-- Begin INPUT ROWS --

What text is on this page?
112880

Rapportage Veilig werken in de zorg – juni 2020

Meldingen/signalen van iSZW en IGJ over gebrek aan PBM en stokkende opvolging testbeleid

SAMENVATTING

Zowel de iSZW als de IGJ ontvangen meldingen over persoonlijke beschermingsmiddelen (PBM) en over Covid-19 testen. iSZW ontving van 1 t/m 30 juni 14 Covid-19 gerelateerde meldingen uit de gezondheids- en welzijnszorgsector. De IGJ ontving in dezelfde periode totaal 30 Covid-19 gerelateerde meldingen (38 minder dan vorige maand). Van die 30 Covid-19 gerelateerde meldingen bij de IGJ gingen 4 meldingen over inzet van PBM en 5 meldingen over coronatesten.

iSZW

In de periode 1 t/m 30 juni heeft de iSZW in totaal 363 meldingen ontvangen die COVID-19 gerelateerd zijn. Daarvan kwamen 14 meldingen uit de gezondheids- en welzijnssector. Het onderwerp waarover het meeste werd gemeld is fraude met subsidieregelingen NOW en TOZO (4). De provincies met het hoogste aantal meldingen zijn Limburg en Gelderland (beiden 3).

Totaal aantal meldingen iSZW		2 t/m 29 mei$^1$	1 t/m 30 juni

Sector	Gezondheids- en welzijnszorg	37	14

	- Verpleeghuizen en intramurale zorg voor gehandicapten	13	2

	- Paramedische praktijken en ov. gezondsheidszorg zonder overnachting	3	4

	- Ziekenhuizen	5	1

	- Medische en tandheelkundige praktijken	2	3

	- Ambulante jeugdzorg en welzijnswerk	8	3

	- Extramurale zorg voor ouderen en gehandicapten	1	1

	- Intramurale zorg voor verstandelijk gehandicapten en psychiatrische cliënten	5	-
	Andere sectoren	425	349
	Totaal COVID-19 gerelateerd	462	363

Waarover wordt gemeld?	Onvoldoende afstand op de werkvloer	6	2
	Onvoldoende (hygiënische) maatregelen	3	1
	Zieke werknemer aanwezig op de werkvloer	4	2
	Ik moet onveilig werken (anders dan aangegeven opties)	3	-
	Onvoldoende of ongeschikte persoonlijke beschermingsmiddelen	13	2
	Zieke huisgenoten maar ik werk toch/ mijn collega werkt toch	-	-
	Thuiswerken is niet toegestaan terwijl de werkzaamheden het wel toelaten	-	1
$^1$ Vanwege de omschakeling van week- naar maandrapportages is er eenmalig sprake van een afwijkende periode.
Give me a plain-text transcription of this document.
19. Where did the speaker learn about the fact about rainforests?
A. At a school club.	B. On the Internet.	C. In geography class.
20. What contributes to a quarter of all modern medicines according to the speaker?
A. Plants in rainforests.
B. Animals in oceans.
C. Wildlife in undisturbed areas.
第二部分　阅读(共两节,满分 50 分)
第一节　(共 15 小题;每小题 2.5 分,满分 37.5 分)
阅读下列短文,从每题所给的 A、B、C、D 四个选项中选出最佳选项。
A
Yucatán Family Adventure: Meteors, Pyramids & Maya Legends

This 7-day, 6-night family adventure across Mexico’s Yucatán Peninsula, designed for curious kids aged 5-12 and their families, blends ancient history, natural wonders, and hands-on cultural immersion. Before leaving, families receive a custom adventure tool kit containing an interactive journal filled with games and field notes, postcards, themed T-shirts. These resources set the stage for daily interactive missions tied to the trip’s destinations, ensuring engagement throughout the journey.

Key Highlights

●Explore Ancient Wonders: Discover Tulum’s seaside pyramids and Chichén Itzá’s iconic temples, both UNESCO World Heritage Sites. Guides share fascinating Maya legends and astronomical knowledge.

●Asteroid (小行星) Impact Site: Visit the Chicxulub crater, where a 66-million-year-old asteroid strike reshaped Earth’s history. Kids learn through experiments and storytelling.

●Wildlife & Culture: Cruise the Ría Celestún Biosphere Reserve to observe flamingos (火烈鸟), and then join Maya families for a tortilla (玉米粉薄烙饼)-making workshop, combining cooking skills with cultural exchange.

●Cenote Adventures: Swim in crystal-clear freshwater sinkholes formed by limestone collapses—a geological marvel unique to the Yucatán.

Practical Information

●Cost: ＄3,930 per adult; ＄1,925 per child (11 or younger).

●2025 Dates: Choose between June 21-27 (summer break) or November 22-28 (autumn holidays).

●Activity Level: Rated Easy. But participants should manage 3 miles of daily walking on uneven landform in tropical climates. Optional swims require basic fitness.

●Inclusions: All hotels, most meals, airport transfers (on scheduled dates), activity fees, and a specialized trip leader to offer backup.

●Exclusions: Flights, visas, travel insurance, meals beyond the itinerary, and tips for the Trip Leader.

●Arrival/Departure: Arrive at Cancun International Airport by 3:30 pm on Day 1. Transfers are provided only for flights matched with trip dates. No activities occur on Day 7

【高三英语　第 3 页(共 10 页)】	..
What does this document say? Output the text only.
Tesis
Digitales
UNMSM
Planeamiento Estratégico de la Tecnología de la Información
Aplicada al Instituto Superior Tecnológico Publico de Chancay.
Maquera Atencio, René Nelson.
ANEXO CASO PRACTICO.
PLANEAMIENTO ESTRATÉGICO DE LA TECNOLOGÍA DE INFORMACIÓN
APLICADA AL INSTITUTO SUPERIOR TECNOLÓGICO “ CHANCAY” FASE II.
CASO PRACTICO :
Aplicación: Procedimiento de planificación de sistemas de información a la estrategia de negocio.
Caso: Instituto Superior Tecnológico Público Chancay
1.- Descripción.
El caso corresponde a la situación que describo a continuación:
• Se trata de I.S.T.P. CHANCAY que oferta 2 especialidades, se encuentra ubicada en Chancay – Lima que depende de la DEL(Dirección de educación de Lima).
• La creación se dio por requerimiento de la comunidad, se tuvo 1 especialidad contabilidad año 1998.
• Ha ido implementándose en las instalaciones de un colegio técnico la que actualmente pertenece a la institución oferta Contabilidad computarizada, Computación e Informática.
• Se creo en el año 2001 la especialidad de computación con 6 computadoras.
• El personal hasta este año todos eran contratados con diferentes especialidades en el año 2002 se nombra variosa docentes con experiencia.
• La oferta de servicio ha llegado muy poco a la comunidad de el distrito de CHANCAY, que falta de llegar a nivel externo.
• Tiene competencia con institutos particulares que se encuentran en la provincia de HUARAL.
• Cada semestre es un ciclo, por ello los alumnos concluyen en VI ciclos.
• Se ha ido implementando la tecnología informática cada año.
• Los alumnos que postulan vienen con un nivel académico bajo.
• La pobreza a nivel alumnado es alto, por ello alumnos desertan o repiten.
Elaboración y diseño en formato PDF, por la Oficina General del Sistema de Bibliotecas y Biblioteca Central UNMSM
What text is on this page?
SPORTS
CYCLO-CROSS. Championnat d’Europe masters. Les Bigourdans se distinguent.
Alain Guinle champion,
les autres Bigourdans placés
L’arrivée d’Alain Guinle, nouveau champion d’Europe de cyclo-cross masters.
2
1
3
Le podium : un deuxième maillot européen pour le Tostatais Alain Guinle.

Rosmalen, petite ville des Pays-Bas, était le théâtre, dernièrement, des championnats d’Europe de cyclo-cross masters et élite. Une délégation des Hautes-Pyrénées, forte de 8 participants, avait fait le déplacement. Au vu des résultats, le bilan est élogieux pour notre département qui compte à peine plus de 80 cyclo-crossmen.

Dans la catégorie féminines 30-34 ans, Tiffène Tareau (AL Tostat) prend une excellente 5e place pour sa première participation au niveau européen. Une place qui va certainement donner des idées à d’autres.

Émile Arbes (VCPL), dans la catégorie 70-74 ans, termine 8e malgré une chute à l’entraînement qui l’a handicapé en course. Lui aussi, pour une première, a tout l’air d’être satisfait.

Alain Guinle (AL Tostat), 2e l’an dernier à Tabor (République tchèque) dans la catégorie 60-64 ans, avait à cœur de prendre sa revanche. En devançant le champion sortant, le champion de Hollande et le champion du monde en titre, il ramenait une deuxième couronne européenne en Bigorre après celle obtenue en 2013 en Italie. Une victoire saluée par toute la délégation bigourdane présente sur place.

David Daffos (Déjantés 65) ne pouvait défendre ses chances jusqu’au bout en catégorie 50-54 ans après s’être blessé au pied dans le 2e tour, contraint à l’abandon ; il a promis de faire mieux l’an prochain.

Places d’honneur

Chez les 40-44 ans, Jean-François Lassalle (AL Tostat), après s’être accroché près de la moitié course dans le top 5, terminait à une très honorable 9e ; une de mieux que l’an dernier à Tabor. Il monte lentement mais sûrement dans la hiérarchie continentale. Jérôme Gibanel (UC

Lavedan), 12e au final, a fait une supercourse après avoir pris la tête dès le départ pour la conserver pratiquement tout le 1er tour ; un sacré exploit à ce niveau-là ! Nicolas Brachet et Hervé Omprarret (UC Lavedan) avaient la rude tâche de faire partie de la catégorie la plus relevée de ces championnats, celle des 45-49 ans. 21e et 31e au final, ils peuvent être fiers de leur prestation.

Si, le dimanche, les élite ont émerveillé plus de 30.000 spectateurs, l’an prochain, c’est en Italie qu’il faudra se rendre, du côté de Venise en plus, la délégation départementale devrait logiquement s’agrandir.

-- End INPUT ROWS --

WHAT NEEDS TO BE DONE - Only the number is wanted: how many lines in the data include the word "prochain"?

EXPECTED ANSWER - 2